▸ Requirement
Copy the records below exactly, from the line containing "OCR this image." through the last line, and leave out every picture.
+++ Information given
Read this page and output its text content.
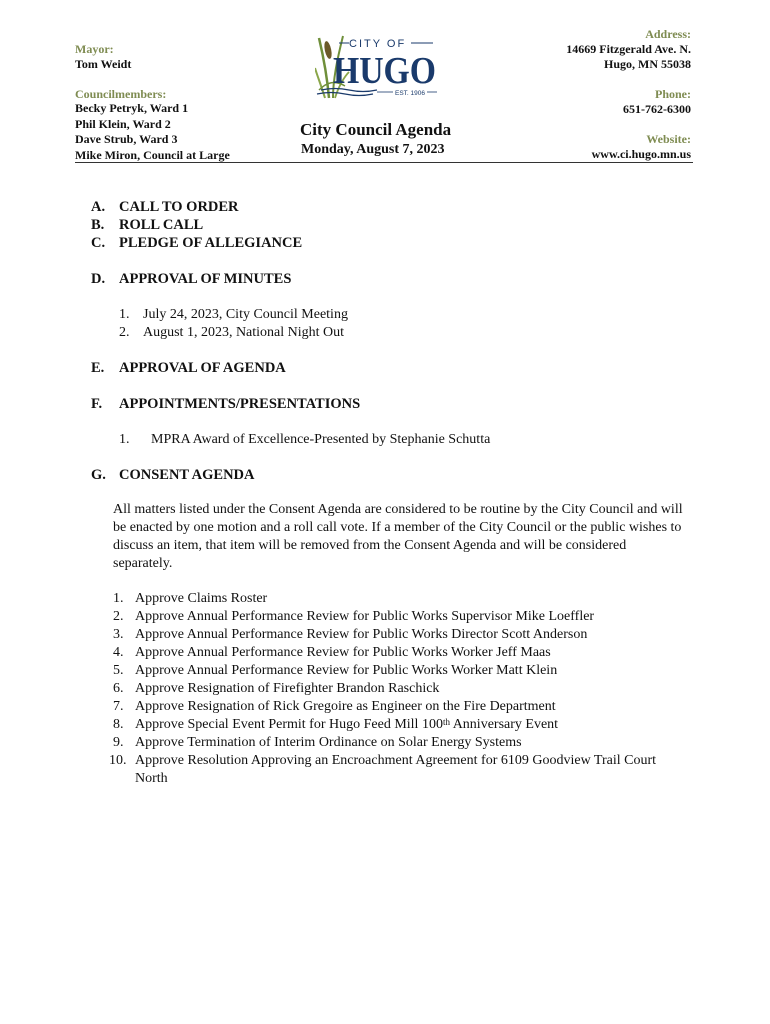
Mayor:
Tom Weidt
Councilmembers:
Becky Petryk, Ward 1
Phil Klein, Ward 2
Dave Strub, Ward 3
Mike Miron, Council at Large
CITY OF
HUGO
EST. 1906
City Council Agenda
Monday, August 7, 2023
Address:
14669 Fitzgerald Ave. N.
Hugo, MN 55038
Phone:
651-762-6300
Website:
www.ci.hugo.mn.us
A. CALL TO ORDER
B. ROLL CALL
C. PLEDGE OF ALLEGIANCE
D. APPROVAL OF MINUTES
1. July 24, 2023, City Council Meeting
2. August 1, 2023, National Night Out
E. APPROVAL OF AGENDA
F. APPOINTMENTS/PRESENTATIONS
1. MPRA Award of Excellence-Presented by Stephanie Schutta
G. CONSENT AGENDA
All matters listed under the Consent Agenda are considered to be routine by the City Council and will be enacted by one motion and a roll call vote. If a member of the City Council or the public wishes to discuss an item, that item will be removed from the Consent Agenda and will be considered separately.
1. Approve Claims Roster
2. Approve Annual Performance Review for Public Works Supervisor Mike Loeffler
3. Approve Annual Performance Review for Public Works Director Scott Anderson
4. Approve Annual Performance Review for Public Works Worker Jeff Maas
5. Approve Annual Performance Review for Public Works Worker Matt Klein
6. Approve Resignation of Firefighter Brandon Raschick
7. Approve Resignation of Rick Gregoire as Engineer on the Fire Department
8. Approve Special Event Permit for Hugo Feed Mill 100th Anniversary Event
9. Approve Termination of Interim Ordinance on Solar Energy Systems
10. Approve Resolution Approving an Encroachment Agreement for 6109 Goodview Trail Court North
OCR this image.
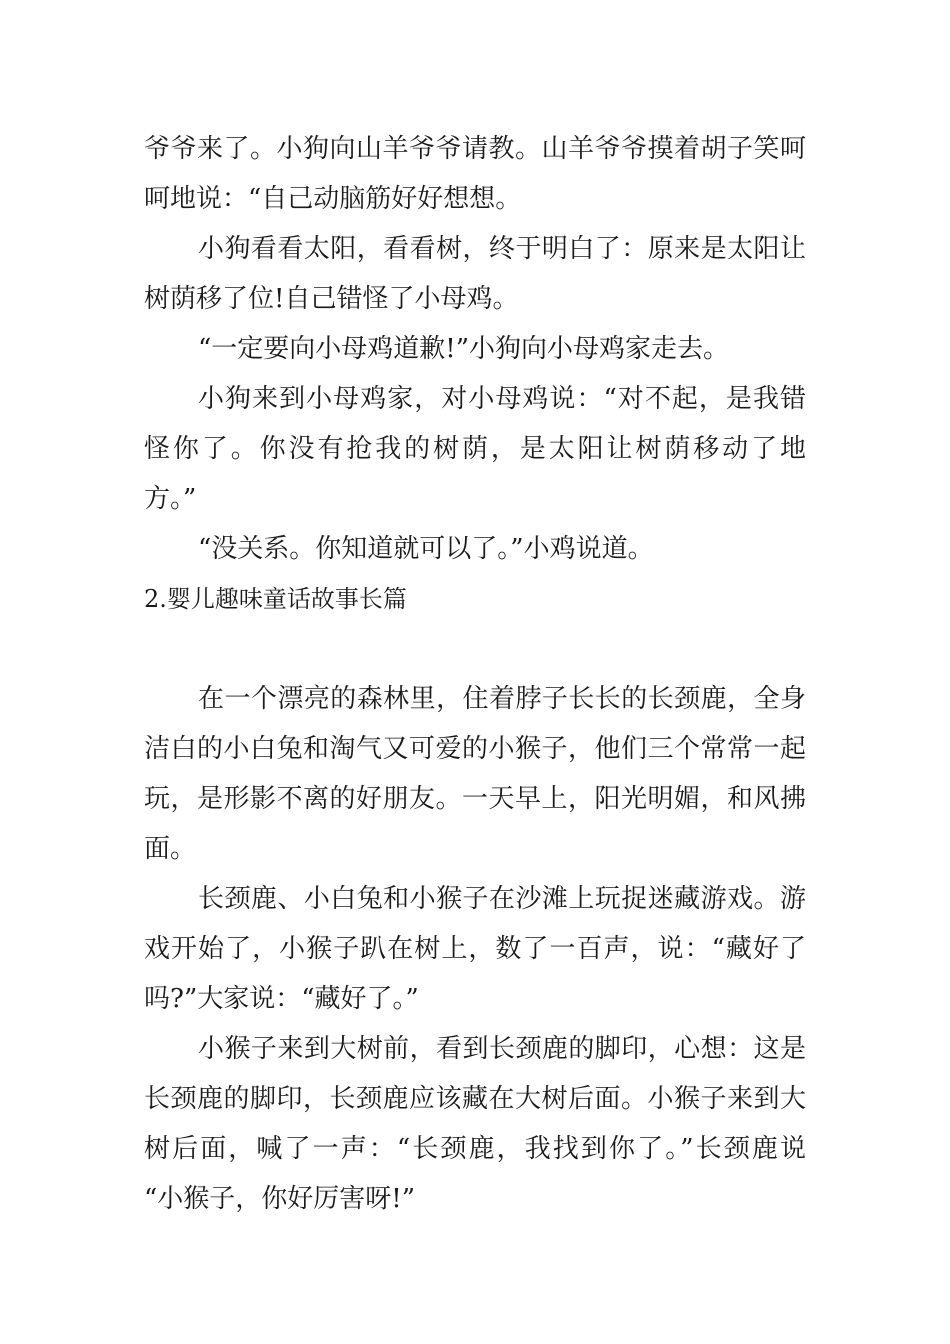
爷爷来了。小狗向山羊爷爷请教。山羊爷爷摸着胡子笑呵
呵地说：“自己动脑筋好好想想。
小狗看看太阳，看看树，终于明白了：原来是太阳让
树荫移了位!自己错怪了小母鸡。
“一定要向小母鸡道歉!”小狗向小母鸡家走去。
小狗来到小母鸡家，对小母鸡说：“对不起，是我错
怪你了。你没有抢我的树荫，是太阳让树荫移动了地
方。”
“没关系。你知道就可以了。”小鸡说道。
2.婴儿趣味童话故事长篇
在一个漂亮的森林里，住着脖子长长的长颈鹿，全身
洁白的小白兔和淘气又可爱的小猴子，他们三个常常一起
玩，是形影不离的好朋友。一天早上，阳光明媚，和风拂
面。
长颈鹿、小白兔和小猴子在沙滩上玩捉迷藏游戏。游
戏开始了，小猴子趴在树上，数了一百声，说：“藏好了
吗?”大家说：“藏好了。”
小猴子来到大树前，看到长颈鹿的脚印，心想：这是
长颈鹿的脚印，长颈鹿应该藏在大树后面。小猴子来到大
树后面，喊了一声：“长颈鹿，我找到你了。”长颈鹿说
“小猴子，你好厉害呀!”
++++++
▸ Result of this task
OCR this image.
爷爷来了。小狗向山羊爷爷请教。山羊爷爷摸着胡子笑呵
呵地说：“自己动脑筋好好想想。
小狗看看太阳，看看树，终于明白了：原来是太阳让
树荫移了位!自己错怪了小母鸡。
“一定要向小母鸡道歉!”小狗向小母鸡家走去。
小狗来到小母鸡家，对小母鸡说：“对不起，是我错
怪你了。你没有抢我的树荫，是太阳让树荫移动了地
方。”
“没关系。你知道就可以了。”小鸡说道。
2.婴儿趣味童话故事长篇
在一个漂亮的森林里，住着脖子长长的长颈鹿，全身
洁白的小白兔和淘气又可爱的小猴子，他们三个常常一起
玩，是形影不离的好朋友。一天早上，阳光明媚，和风拂
面。
长颈鹿、小白兔和小猴子在沙滩上玩捉迷藏游戏。游
戏开始了，小猴子趴在树上，数了一百声，说：“藏好了
吗?”大家说：“藏好了。”
小猴子来到大树前，看到长颈鹿的脚印，心想：这是
长颈鹿的脚印，长颈鹿应该藏在大树后面。小猴子来到大
树后面，喊了一声：“长颈鹿，我找到你了。”长颈鹿说
“小猴子，你好厉害呀!”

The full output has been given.